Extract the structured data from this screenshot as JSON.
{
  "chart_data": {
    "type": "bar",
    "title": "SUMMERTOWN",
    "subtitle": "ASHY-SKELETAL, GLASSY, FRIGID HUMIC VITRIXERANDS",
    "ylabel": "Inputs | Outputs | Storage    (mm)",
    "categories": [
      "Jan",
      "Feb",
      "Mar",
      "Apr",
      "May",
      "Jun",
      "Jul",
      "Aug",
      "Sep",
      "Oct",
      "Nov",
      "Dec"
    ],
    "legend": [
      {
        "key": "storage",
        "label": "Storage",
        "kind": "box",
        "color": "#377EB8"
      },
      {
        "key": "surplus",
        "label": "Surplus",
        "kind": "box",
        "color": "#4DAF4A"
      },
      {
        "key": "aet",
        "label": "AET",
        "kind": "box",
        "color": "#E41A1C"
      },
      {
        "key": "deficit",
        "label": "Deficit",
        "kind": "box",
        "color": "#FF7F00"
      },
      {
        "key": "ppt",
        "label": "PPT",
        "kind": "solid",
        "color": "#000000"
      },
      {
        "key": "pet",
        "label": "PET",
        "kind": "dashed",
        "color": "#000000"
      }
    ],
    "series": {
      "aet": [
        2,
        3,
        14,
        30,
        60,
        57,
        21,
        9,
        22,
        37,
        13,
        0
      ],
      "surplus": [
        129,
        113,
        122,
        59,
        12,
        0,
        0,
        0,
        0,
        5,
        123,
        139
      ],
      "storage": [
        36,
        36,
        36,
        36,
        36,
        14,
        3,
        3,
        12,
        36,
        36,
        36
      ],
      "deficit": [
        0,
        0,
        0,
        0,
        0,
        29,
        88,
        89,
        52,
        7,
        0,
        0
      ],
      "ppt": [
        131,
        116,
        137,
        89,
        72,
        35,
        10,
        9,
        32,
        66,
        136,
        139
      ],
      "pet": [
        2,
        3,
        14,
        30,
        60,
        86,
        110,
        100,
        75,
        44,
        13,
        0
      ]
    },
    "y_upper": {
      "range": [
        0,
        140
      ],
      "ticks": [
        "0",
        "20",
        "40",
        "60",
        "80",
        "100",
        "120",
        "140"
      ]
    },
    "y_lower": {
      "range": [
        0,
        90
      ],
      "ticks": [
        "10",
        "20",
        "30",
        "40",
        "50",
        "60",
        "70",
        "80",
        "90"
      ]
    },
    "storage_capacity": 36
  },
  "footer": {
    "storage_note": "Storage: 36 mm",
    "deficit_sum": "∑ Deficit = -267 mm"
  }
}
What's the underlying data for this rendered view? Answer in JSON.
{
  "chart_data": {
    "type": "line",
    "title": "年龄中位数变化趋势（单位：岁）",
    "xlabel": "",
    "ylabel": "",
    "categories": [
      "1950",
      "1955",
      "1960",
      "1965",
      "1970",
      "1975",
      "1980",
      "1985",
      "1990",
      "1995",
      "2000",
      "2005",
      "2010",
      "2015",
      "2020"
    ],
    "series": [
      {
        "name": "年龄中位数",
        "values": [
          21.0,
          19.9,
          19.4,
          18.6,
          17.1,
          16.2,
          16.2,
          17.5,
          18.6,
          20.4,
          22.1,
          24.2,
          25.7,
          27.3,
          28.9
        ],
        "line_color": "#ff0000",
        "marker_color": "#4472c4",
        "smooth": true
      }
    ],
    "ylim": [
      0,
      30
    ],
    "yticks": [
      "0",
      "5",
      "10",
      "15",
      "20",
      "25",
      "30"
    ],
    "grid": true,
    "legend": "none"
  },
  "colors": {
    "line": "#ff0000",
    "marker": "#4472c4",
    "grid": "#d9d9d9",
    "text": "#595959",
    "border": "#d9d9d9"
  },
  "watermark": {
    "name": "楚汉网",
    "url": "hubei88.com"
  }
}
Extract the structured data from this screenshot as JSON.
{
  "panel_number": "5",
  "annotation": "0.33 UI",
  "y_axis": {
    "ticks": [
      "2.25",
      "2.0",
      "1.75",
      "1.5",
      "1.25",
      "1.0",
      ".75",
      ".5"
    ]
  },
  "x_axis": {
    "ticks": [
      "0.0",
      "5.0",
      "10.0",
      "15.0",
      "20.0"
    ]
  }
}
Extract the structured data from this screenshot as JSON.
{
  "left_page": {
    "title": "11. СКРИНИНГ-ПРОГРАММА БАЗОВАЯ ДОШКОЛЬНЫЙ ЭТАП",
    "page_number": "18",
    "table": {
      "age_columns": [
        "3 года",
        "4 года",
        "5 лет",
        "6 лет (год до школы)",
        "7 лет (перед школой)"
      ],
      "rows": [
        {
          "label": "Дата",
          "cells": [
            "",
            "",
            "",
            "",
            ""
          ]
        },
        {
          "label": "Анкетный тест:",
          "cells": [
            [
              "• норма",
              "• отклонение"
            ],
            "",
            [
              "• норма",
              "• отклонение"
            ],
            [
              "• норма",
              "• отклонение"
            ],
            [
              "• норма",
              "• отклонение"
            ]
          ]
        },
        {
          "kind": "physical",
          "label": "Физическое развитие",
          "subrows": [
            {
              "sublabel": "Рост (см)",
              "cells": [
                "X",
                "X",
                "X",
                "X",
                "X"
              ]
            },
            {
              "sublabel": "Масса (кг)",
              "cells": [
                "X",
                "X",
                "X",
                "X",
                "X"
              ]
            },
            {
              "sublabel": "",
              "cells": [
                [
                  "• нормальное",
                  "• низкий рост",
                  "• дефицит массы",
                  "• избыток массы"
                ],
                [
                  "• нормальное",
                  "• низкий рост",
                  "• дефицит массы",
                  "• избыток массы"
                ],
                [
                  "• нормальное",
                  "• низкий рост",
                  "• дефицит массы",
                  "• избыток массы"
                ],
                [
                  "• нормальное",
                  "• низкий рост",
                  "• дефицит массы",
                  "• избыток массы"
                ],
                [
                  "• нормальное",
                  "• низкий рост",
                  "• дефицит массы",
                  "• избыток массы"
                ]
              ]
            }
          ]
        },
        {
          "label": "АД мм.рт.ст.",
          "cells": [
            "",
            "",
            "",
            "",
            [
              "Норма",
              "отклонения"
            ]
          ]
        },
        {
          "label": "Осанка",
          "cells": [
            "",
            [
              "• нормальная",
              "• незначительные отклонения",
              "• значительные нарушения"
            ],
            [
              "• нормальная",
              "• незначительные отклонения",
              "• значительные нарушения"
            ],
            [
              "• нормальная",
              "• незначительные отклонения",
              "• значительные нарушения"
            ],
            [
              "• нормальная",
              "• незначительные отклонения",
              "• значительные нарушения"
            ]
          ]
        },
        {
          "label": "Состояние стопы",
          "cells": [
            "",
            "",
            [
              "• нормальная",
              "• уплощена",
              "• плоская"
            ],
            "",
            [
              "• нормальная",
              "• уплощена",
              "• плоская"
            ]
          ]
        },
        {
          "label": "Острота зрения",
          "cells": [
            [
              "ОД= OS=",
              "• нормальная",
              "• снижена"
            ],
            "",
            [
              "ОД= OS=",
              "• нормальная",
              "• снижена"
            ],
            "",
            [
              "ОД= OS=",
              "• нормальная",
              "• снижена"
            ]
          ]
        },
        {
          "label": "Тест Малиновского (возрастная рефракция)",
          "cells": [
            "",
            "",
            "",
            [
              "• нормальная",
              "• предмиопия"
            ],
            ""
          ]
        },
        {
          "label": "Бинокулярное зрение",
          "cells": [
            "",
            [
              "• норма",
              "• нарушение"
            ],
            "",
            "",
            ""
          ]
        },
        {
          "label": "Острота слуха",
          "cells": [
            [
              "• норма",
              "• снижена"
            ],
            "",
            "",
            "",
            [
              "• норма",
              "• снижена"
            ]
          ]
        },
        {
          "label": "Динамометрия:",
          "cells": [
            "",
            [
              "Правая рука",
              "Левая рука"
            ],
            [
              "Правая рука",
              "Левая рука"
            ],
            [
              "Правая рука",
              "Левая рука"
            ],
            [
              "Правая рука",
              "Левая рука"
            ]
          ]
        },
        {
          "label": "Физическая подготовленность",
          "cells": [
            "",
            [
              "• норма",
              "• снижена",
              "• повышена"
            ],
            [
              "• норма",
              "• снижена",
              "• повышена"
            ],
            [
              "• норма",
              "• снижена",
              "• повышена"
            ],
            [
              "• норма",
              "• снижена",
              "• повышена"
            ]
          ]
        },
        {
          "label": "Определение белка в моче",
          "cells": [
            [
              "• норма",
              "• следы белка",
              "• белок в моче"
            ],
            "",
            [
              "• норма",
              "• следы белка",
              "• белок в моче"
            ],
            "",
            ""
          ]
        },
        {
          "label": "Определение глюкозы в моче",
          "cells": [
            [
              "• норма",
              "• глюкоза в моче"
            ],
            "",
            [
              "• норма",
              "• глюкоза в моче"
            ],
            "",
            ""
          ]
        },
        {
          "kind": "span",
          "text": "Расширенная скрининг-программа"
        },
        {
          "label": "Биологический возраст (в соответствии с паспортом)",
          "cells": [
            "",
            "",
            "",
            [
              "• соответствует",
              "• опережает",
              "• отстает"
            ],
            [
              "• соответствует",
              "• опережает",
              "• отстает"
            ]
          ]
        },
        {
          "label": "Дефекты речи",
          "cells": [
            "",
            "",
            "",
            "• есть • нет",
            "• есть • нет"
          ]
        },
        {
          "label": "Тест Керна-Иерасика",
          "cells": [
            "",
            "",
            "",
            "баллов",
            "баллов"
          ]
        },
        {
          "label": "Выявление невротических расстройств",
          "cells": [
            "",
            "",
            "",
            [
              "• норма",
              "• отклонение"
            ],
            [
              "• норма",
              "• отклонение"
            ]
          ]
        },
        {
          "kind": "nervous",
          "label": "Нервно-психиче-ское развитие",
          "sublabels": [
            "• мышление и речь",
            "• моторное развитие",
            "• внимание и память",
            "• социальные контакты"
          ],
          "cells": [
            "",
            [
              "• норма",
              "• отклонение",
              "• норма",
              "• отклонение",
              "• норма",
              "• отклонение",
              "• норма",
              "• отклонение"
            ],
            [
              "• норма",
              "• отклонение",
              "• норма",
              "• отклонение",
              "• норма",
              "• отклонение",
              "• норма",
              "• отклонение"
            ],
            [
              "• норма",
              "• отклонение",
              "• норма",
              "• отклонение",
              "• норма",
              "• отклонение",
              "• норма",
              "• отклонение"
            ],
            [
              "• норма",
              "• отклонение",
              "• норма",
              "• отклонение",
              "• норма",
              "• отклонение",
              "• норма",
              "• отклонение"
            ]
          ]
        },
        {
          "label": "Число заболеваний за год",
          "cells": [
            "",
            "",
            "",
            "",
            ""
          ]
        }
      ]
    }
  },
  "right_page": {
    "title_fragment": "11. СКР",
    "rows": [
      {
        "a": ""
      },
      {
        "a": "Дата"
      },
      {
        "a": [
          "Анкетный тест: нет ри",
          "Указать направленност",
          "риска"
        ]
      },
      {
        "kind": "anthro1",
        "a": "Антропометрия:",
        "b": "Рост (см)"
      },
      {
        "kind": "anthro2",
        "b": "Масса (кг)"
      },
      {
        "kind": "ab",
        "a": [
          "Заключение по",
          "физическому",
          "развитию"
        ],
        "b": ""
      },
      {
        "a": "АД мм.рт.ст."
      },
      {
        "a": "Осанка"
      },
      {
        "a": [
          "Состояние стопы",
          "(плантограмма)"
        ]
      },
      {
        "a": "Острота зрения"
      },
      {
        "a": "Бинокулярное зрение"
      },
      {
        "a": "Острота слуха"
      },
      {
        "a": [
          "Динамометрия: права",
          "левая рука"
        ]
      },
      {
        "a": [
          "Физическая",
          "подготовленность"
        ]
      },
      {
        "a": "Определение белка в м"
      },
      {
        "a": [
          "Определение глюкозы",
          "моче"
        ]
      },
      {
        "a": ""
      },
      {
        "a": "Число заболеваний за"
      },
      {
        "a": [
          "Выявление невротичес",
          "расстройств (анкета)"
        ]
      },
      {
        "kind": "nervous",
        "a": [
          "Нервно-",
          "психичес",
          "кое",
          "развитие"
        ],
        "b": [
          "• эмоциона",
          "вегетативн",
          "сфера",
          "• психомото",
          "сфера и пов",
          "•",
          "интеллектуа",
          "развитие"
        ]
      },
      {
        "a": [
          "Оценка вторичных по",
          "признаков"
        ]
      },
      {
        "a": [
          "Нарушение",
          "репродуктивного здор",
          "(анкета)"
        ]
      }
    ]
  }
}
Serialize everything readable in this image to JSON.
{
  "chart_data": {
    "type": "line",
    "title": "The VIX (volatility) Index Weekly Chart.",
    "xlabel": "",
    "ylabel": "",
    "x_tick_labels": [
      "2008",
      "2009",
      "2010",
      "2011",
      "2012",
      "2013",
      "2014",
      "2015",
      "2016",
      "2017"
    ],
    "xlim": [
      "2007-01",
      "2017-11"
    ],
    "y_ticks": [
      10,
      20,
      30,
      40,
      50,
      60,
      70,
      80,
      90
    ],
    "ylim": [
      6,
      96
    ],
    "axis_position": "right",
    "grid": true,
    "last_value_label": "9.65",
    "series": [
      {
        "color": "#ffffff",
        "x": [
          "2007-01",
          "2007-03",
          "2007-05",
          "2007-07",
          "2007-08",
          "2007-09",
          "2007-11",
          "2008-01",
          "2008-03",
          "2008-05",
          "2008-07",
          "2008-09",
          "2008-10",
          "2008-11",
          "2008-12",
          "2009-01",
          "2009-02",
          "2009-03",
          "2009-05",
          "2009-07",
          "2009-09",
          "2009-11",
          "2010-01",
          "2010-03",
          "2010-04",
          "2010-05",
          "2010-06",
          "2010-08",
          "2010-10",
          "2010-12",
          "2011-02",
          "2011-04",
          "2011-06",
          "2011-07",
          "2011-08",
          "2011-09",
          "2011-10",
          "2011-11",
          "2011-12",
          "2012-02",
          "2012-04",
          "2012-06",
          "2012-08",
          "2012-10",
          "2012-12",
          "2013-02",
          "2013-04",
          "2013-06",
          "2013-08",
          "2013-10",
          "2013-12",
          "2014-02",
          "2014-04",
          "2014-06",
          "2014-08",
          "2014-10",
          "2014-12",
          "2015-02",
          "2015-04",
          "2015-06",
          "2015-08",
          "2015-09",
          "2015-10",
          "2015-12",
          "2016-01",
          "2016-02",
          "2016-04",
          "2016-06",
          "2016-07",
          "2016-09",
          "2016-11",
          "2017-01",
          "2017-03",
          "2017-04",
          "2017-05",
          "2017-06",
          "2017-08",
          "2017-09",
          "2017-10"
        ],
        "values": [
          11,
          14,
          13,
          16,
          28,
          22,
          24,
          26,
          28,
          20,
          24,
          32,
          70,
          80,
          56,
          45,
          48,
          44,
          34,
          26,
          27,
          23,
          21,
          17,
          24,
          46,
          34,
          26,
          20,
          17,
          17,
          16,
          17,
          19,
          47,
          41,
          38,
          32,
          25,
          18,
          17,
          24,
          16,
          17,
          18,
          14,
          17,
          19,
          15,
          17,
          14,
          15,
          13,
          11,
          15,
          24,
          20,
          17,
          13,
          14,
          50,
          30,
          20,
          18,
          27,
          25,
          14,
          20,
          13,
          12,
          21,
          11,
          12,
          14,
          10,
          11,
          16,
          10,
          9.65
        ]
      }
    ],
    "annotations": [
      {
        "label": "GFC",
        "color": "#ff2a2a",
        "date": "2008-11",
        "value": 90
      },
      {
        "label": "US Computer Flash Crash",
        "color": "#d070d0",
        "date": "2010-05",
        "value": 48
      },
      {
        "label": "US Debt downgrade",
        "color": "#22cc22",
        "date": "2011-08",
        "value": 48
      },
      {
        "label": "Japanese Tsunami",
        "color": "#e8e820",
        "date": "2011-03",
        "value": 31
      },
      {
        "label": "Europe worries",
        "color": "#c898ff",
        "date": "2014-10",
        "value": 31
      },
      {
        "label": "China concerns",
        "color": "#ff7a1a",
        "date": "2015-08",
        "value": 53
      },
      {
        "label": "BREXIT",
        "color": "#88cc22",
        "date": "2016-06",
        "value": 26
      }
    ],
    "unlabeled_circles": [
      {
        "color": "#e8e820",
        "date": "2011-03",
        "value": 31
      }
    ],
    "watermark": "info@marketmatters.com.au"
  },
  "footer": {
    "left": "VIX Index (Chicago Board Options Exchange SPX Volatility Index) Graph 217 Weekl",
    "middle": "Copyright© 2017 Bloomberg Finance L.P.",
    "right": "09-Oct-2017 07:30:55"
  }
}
────────────────────
▶ [SET TASK] Check each line of the data above for the string "моче", then report how many lines have it, with no other words.

▶ [ANSWER FOR THE TASK] 7